Tally how many lines of these entries hold the string "ylabel". Return the number alone.

===== DATASET EXTRACT

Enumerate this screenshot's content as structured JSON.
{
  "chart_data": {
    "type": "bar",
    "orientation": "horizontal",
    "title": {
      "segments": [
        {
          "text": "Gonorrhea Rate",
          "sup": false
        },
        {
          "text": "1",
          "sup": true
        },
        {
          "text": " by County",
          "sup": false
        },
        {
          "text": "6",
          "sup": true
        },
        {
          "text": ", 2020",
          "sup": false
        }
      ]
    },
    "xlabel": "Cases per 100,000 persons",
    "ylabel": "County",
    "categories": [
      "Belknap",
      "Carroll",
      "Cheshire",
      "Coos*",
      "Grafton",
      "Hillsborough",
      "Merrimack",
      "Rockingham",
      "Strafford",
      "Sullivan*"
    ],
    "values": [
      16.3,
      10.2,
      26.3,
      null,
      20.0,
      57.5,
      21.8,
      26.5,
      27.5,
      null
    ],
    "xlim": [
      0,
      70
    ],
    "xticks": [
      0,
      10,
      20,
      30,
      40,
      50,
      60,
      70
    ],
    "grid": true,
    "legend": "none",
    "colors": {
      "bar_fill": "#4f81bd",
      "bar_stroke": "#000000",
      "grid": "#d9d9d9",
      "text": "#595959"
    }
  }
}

==========
===== DATASET EXTRACT

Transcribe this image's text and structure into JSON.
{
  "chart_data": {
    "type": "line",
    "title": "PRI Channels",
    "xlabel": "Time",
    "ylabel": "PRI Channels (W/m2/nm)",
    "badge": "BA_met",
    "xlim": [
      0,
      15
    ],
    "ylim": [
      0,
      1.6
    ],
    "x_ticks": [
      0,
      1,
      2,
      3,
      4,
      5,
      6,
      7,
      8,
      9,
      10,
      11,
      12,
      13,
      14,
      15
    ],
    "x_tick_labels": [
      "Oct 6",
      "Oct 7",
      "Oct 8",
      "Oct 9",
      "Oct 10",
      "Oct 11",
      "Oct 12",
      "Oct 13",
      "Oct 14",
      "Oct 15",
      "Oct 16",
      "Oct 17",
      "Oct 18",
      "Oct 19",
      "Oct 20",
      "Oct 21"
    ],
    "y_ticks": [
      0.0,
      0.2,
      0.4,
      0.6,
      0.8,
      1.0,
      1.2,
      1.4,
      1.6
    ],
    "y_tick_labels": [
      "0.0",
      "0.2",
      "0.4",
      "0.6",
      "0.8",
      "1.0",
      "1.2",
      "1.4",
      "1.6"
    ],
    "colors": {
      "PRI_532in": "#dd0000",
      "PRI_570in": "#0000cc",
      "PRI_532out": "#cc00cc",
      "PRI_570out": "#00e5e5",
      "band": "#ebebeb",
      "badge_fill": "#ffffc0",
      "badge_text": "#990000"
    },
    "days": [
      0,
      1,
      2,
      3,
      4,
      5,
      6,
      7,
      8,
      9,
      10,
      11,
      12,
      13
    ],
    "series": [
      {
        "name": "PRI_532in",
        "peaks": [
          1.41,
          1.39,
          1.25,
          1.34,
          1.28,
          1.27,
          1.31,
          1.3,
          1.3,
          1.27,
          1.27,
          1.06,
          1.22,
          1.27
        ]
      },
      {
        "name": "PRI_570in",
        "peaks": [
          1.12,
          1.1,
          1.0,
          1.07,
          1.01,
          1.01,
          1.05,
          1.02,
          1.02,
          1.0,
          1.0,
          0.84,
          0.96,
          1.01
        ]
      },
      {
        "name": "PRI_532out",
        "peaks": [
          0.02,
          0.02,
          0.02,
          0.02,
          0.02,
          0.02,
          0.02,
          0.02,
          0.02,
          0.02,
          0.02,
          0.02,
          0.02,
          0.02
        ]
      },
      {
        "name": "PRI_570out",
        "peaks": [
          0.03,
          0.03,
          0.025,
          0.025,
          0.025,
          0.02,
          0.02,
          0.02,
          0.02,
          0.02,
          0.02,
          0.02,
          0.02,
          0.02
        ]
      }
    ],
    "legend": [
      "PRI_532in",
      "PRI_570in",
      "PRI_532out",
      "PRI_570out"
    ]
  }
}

==========

RESPONSE:
2